## WHAT YOU NEED TO DO
Reproduce every record below exactly as written, but leave out any pictures.

## RECORD EXTRACTS

◆ ◆ ◆

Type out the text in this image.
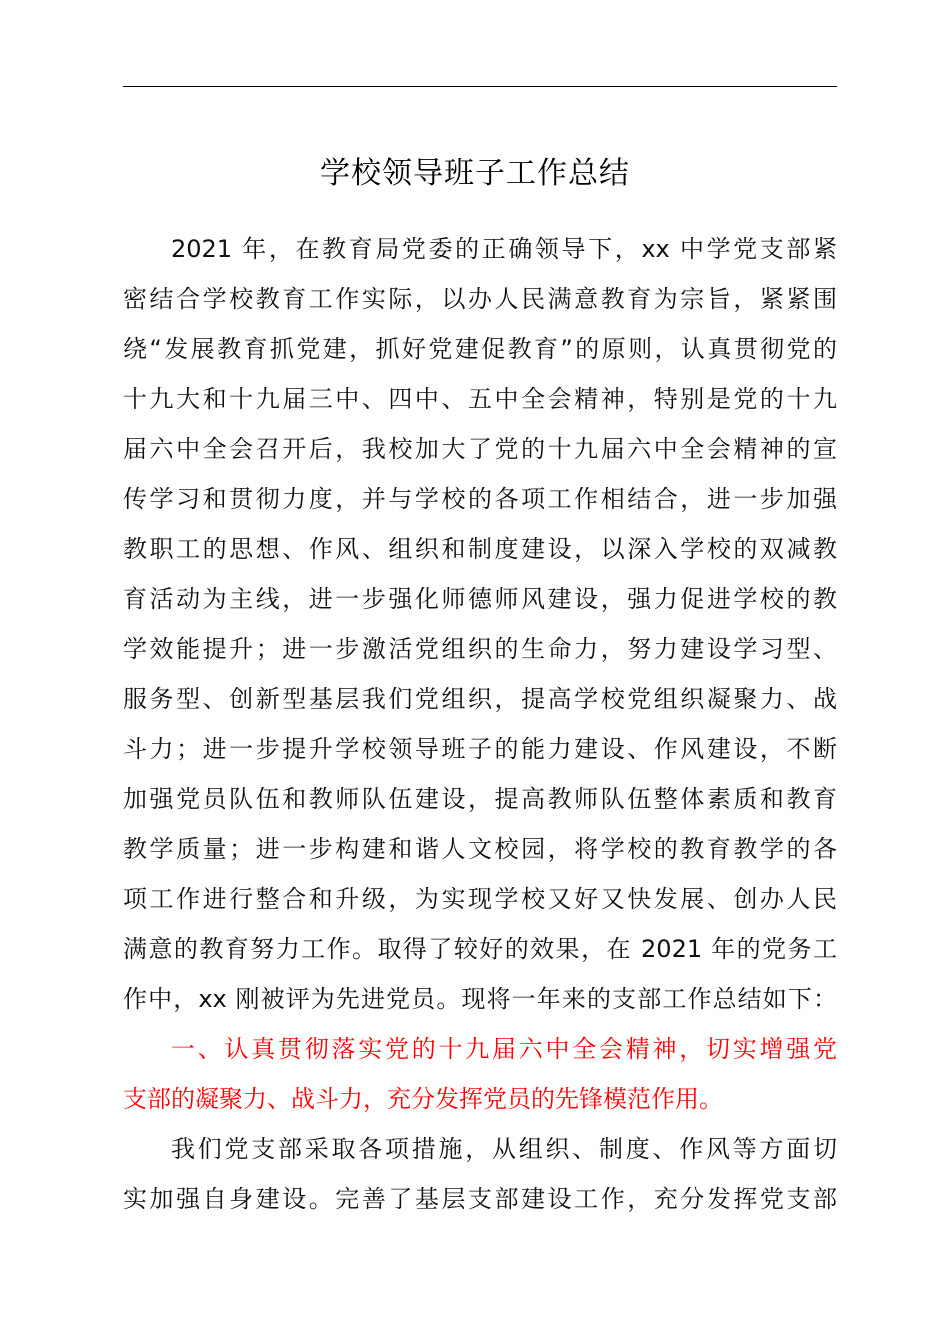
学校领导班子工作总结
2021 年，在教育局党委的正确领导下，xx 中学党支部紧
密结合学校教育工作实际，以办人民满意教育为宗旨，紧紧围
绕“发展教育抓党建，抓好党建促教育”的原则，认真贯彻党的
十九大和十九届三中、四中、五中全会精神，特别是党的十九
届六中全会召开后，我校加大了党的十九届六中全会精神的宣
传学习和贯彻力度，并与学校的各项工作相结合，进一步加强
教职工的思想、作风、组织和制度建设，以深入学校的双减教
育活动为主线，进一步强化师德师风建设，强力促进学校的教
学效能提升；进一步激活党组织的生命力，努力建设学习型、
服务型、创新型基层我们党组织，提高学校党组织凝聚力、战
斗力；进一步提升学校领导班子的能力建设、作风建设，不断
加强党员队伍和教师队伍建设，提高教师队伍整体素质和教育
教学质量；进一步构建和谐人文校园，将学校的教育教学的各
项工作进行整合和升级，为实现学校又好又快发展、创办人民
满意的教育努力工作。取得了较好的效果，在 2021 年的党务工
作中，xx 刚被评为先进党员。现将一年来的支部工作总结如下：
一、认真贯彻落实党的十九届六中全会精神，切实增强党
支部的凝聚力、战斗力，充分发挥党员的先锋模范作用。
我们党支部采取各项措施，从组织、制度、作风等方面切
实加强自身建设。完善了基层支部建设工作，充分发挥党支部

◆ ◆ ◆

## COMPLETED TASK
Type out the text in this image.
学校领导班子工作总结
2021 年，在教育局党委的正确领导下，xx 中学党支部紧
密结合学校教育工作实际，以办人民满意教育为宗旨，紧紧围
绕“发展教育抓党建，抓好党建促教育”的原则，认真贯彻党的
十九大和十九届三中、四中、五中全会精神，特别是党的十九
届六中全会召开后，我校加大了党的十九届六中全会精神的宣
传学习和贯彻力度，并与学校的各项工作相结合，进一步加强
教职工的思想、作风、组织和制度建设，以深入学校的双减教
育活动为主线，进一步强化师德师风建设，强力促进学校的教
学效能提升；进一步激活党组织的生命力，努力建设学习型、
服务型、创新型基层我们党组织，提高学校党组织凝聚力、战
斗力；进一步提升学校领导班子的能力建设、作风建设，不断
加强党员队伍和教师队伍建设，提高教师队伍整体素质和教育
教学质量；进一步构建和谐人文校园，将学校的教育教学的各
项工作进行整合和升级，为实现学校又好又快发展、创办人民
满意的教育努力工作。取得了较好的效果，在 2021 年的党务工
作中，xx 刚被评为先进党员。现将一年来的支部工作总结如下：
一、认真贯彻落实党的十九届六中全会精神，切实增强党
支部的凝聚力、战斗力，充分发挥党员的先锋模范作用。
我们党支部采取各项措施，从组织、制度、作风等方面切
实加强自身建设。完善了基层支部建设工作，充分发挥党支部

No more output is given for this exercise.